▶ GOAL
In the data that follows, count every line holding the string "with" and give the count alone.

** start of DATASET ROWS **

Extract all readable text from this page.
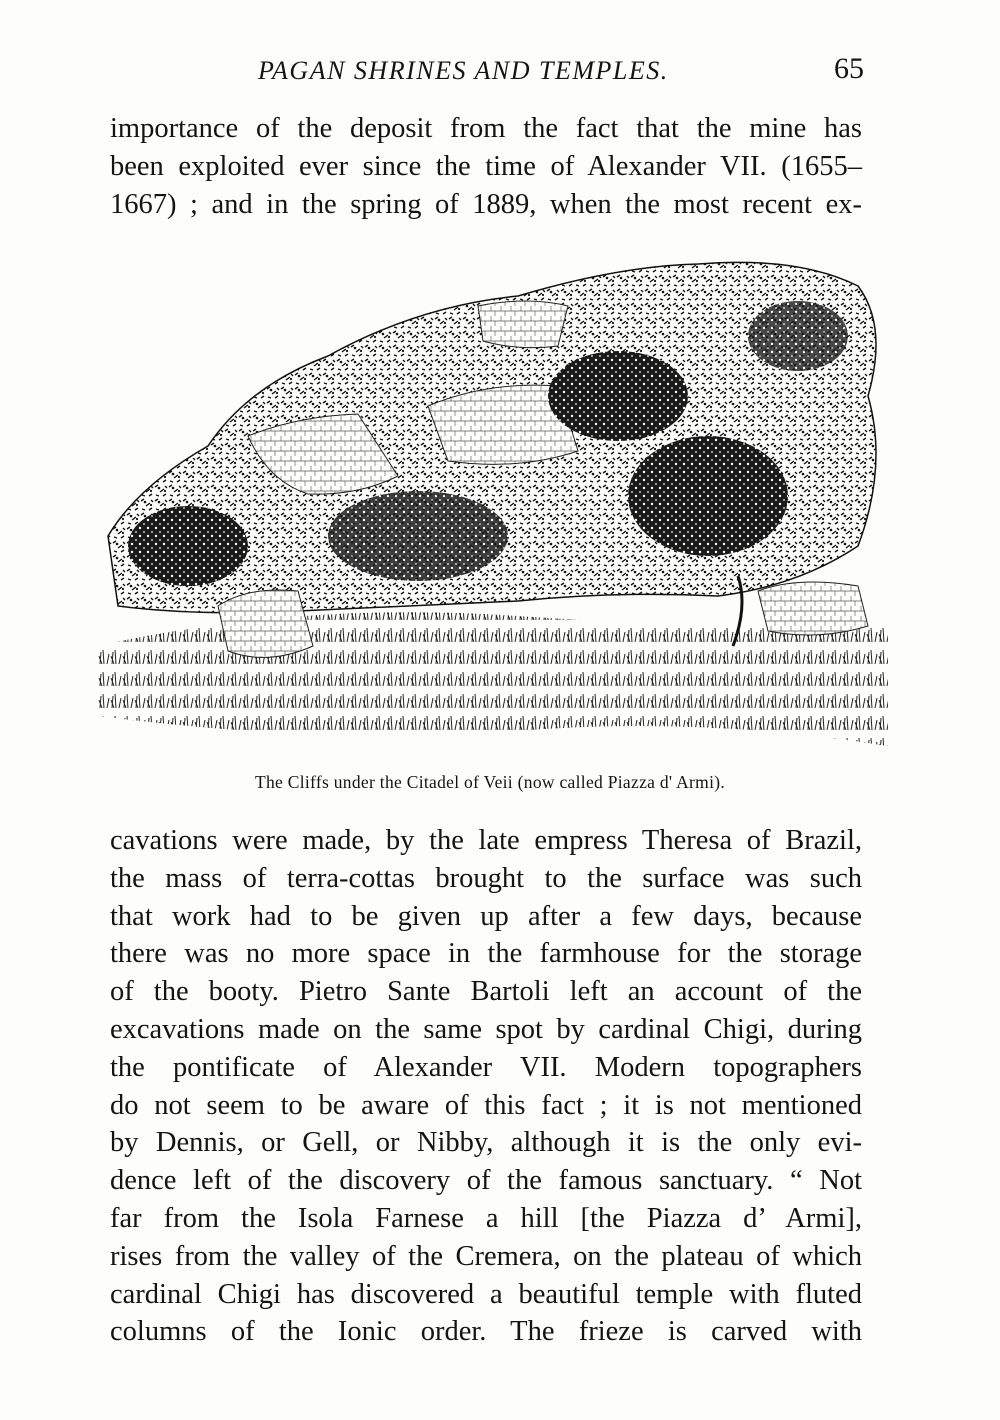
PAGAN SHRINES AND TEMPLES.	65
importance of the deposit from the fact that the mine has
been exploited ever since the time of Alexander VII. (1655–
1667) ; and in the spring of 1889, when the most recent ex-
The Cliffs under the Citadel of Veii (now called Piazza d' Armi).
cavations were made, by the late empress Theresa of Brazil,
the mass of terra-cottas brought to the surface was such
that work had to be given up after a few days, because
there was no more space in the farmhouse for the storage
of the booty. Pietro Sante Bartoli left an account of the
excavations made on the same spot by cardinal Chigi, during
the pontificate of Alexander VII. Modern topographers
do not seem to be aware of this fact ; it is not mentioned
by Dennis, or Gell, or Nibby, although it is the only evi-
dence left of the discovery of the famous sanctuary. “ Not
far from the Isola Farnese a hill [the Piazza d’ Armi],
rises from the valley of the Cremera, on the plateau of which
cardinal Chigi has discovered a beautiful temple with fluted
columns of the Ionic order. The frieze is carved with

** end of DATASET ROWS **

▶ OUTPUT
2